---- Task data
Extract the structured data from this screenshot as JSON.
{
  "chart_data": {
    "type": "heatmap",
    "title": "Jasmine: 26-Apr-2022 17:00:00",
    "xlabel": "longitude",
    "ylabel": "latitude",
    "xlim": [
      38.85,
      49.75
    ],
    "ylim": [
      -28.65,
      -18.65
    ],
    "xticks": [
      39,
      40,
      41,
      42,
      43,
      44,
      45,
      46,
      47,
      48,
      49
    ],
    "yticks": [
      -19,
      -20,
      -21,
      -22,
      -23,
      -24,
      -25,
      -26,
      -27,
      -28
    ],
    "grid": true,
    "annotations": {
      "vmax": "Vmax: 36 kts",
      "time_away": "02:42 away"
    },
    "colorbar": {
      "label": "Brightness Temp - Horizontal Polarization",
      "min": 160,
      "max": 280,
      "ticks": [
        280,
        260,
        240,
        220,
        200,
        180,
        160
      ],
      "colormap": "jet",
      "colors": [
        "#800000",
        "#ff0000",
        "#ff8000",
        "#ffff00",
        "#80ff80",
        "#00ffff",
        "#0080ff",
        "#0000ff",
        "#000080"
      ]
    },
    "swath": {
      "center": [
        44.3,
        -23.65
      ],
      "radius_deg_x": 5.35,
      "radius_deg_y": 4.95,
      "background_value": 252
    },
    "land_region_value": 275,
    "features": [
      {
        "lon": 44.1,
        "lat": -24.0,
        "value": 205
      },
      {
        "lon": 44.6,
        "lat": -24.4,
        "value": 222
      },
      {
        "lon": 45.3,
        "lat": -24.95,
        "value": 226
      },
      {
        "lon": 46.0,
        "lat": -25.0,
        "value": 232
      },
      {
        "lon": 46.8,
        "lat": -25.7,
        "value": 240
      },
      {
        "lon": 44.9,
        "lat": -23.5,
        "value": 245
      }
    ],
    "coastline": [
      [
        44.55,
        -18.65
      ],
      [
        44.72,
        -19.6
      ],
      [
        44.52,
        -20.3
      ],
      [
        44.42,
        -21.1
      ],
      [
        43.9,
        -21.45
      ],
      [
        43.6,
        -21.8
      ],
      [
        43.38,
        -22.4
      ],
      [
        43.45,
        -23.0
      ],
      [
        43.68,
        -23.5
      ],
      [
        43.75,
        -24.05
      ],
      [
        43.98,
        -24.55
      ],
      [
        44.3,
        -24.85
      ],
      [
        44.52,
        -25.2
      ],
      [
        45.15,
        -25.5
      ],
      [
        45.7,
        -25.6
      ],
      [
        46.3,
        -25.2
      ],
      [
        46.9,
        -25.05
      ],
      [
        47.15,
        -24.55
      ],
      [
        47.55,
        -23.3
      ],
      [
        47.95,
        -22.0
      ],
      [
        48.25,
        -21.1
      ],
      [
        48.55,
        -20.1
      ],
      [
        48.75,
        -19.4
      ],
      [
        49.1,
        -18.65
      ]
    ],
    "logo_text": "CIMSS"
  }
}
--------
### [Work required]
Output all preceding records character for character.

### [Answer to this task]
Extract the structured data from this screenshot as JSON.
{
  "chart_data": {
    "type": "heatmap",
    "title": "Jasmine: 26-Apr-2022 17:00:00",
    "xlabel": "longitude",
    "ylabel": "latitude",
    "xlim": [
      38.85,
      49.75
    ],
    "ylim": [
      -28.65,
      -18.65
    ],
    "xticks": [
      39,
      40,
      41,
      42,
      43,
      44,
      45,
      46,
      47,
      48,
      49
    ],
    "yticks": [
      -19,
      -20,
      -21,
      -22,
      -23,
      -24,
      -25,
      -26,
      -27,
      -28
    ],
    "grid": true,
    "annotations": {
      "vmax": "Vmax: 36 kts",
      "time_away": "02:42 away"
    },
    "colorbar": {
      "label": "Brightness Temp - Horizontal Polarization",
      "min": 160,
      "max": 280,
      "ticks": [
        280,
        260,
        240,
        220,
        200,
        180,
        160
      ],
      "colormap": "jet",
      "colors": [
        "#800000",
        "#ff0000",
        "#ff8000",
        "#ffff00",
        "#80ff80",
        "#00ffff",
        "#0080ff",
        "#0000ff",
        "#000080"
      ]
    },
    "swath": {
      "center": [
        44.3,
        -23.65
      ],
      "radius_deg_x": 5.35,
      "radius_deg_y": 4.95,
      "background_value": 252
    },
    "land_region_value": 275,
    "features": [
      {
        "lon": 44.1,
        "lat": -24.0,
        "value": 205
      },
      {
        "lon": 44.6,
        "lat": -24.4,
        "value": 222
      },
      {
        "lon": 45.3,
        "lat": -24.95,
        "value": 226
      },
      {
        "lon": 46.0,
        "lat": -25.0,
        "value": 232
      },
      {
        "lon": 46.8,
        "lat": -25.7,
        "value": 240
      },
      {
        "lon": 44.9,
        "lat": -23.5,
        "value": 245
      }
    ],
    "coastline": [
      [
        44.55,
        -18.65
      ],
      [
        44.72,
        -19.6
      ],
      [
        44.52,
        -20.3
      ],
      [
        44.42,
        -21.1
      ],
      [
        43.9,
        -21.45
      ],
      [
        43.6,
        -21.8
      ],
      [
        43.38,
        -22.4
      ],
      [
        43.45,
        -23.0
      ],
      [
        43.68,
        -23.5
      ],
      [
        43.75,
        -24.05
      ],
      [
        43.98,
        -24.55
      ],
      [
        44.3,
        -24.85
      ],
      [
        44.52,
        -25.2
      ],
      [
        45.15,
        -25.5
      ],
      [
        45.7,
        -25.6
      ],
      [
        46.3,
        -25.2
      ],
      [
        46.9,
        -25.05
      ],
      [
        47.15,
        -24.55
      ],
      [
        47.55,
        -23.3
      ],
      [
        47.95,
        -22.0
      ],
      [
        48.25,
        -21.1
      ],
      [
        48.55,
        -20.1
      ],
      [
        48.75,
        -19.4
      ],
      [
        49.1,
        -18.65
      ]
    ],
    "logo_text": "CIMSS"
  }
}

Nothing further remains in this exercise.